**GOAL**
Check every line below for the string "icon", and copy the lines that contain it.

**INPUT DATA**

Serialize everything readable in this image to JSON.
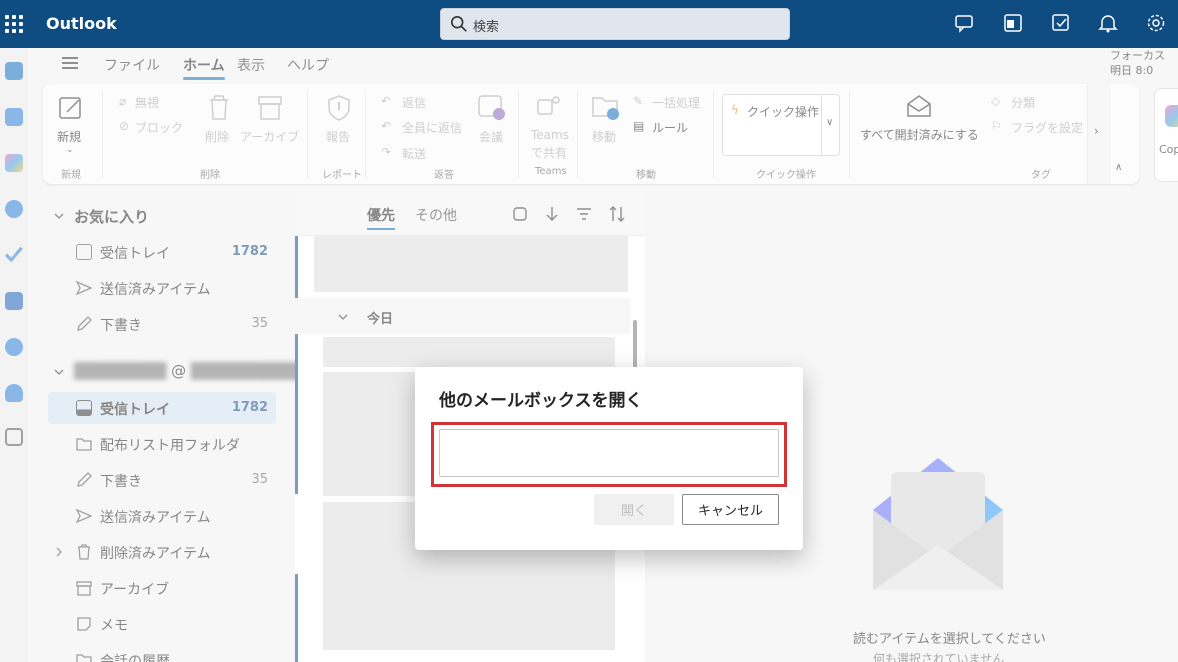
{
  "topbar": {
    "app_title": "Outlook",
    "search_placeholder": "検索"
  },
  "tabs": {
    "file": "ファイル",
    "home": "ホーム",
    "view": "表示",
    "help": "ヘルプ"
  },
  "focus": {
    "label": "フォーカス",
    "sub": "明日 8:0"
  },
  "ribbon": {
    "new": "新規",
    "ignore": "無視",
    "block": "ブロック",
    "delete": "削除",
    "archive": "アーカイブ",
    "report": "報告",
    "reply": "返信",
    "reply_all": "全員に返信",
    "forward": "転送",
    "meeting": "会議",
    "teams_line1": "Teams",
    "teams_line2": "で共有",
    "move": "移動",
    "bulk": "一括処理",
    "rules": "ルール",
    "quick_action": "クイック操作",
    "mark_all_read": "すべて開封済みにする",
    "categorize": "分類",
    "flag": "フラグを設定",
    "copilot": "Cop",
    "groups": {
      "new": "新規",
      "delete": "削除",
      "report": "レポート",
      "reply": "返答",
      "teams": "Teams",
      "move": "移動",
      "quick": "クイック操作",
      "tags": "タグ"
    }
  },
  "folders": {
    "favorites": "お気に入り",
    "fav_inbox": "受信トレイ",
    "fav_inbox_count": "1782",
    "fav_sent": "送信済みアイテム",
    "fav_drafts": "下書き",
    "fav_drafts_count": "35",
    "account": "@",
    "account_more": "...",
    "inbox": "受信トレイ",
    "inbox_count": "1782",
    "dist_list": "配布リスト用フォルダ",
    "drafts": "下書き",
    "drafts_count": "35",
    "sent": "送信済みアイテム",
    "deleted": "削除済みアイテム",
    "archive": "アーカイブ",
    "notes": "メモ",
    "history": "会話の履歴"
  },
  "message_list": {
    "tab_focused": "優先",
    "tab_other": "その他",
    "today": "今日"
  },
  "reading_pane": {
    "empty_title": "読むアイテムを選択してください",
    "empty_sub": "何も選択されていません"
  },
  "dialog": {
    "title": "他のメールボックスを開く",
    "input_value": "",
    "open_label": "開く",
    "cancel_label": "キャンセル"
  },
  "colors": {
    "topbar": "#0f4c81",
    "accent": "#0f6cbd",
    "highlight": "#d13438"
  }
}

...

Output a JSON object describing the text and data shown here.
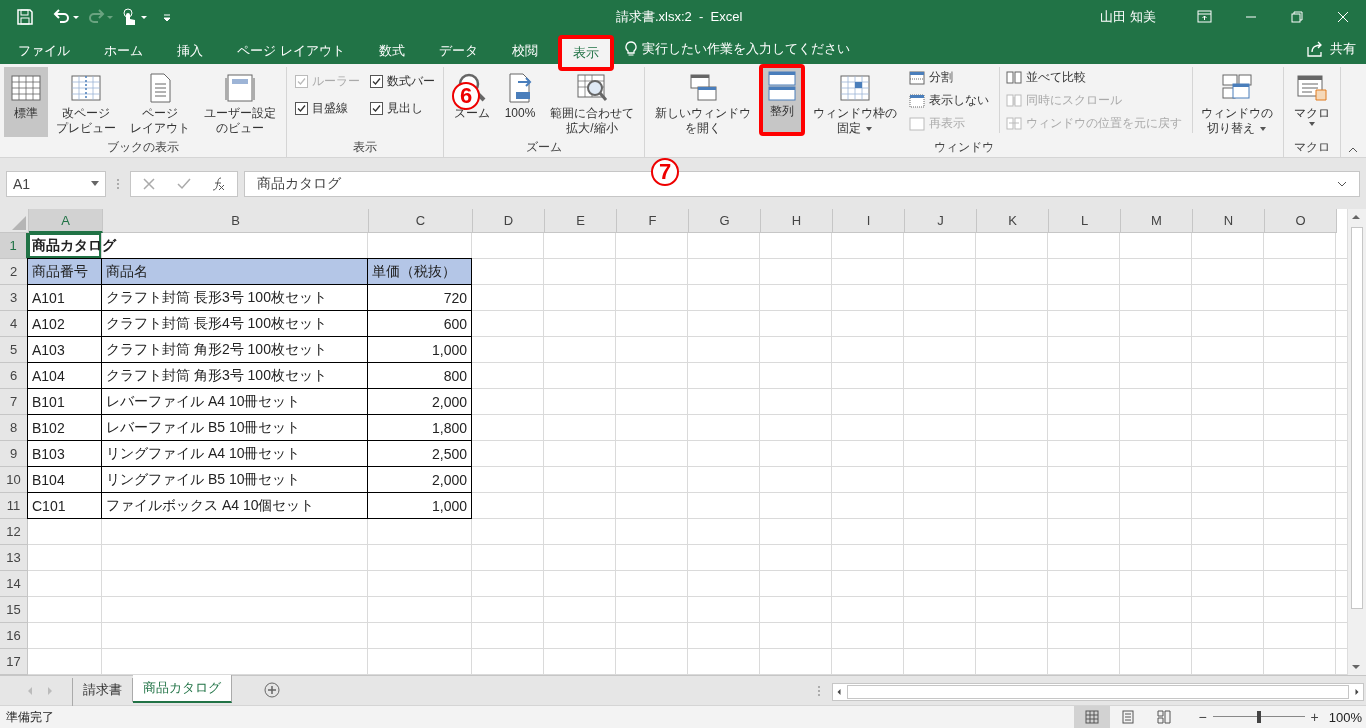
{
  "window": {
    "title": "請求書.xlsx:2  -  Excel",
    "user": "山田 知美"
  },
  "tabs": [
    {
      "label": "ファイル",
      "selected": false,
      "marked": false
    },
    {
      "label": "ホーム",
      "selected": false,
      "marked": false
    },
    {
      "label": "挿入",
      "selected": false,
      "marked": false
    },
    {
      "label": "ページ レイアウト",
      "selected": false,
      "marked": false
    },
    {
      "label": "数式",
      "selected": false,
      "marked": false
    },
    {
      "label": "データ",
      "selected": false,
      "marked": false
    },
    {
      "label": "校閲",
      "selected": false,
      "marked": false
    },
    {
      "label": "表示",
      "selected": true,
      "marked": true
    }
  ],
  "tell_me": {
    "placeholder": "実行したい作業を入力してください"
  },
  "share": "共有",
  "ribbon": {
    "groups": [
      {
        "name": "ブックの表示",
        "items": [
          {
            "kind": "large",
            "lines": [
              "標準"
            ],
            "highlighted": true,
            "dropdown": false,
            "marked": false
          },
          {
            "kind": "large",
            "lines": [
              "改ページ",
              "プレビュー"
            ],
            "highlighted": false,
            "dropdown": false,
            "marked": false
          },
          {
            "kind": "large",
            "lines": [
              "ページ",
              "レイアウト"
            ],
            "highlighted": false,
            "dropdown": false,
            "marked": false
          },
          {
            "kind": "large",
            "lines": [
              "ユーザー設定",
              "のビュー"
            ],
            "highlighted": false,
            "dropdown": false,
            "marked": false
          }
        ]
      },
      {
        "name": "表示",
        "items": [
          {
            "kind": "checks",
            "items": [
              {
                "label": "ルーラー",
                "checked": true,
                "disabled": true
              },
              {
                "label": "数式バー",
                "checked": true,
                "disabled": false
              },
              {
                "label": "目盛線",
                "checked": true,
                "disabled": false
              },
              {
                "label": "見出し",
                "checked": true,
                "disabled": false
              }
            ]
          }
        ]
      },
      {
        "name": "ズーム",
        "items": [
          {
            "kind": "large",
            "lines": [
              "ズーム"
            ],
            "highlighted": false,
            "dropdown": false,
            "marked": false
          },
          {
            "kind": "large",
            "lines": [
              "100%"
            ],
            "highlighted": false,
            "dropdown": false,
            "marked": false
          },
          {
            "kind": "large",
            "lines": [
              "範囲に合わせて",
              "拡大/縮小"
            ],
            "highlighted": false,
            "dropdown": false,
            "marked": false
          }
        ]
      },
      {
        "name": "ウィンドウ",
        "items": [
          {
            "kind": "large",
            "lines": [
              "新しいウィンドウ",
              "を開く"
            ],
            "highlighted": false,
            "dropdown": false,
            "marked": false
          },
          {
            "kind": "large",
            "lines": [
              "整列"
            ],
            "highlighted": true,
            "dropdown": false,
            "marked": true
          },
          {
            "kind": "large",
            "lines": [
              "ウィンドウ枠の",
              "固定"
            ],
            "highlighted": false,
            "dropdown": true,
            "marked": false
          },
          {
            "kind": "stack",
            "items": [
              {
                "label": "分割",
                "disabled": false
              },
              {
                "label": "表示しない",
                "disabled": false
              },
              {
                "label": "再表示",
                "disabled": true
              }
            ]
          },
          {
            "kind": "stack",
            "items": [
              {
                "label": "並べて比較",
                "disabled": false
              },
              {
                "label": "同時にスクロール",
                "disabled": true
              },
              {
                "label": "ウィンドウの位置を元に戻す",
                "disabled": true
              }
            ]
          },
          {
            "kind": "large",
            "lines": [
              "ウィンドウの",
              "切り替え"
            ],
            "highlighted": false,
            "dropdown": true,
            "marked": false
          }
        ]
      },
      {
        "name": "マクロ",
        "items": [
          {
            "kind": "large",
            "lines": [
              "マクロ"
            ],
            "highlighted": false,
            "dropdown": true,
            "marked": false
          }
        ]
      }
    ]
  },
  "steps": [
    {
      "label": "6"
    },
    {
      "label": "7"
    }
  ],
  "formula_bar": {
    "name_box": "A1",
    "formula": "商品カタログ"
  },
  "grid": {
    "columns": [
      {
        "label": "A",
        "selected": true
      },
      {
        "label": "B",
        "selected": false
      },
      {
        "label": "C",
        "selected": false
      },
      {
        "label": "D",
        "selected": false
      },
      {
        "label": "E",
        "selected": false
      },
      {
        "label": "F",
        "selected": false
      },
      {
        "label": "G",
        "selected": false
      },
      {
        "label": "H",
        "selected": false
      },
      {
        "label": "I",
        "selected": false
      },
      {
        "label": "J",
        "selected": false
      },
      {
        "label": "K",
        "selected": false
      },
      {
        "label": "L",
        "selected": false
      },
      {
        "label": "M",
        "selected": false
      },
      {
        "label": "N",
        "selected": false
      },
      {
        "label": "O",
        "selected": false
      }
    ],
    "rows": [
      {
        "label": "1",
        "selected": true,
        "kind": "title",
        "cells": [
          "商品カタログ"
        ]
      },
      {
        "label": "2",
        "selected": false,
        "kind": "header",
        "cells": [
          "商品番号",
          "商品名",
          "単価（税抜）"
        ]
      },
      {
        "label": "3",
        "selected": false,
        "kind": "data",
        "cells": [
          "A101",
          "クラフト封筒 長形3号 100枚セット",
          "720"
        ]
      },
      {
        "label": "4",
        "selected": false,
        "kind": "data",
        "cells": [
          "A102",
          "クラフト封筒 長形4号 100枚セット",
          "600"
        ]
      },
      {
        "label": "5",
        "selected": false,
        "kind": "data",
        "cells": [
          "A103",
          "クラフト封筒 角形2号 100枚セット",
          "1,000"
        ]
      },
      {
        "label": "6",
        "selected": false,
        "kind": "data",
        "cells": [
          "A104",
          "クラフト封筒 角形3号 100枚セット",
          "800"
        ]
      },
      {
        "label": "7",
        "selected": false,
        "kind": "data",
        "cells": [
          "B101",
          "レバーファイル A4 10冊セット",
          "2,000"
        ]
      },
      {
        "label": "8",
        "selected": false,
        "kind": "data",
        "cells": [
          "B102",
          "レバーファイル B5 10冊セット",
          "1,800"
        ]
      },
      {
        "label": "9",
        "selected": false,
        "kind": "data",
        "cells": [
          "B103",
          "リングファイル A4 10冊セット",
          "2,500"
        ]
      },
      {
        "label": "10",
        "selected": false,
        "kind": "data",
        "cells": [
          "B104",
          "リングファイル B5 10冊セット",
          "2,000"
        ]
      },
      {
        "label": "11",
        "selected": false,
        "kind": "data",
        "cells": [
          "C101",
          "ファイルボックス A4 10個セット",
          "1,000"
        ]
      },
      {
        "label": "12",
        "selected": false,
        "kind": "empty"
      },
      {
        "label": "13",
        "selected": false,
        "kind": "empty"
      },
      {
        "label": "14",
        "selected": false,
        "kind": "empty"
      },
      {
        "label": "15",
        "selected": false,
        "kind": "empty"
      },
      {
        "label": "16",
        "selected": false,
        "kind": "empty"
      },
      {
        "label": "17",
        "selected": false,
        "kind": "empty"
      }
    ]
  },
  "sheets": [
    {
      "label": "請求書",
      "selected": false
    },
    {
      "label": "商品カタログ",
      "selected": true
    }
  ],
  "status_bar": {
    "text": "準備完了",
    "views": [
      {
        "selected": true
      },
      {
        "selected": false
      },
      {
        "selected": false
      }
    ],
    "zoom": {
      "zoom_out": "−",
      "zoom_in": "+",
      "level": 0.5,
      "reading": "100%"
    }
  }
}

* * *

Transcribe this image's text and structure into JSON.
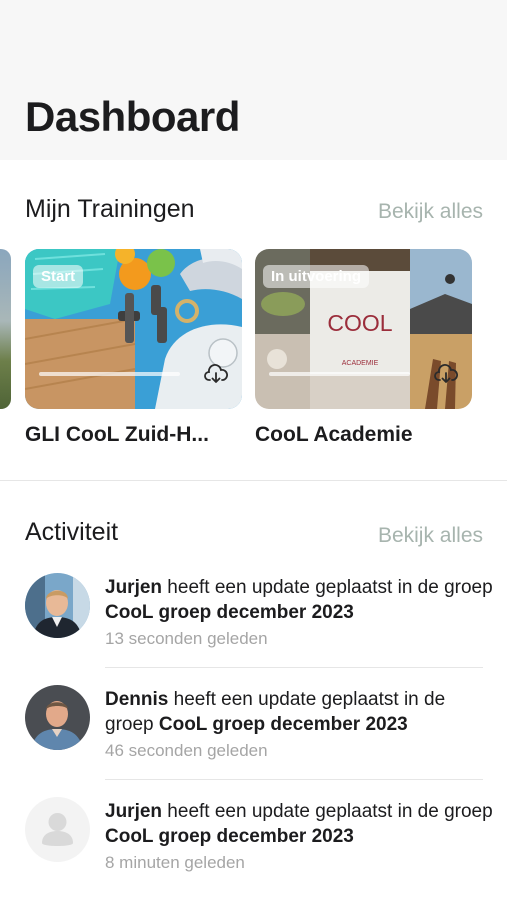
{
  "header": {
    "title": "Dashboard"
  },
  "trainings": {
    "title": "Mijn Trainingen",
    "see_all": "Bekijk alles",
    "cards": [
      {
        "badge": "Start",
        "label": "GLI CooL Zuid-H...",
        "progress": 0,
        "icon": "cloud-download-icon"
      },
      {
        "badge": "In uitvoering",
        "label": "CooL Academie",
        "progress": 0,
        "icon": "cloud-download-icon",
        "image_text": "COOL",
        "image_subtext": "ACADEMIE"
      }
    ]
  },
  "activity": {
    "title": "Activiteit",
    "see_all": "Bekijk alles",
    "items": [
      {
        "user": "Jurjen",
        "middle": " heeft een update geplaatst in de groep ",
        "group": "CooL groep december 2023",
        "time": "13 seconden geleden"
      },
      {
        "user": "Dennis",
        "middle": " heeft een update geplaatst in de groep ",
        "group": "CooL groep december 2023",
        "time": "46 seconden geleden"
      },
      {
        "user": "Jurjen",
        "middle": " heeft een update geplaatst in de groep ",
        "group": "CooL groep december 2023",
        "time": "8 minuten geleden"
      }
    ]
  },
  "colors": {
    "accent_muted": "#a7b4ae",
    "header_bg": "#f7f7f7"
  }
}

**FINAL ANSWER**
        "icon": "cloud-download-icon"
        "icon": "cloud-download-icon",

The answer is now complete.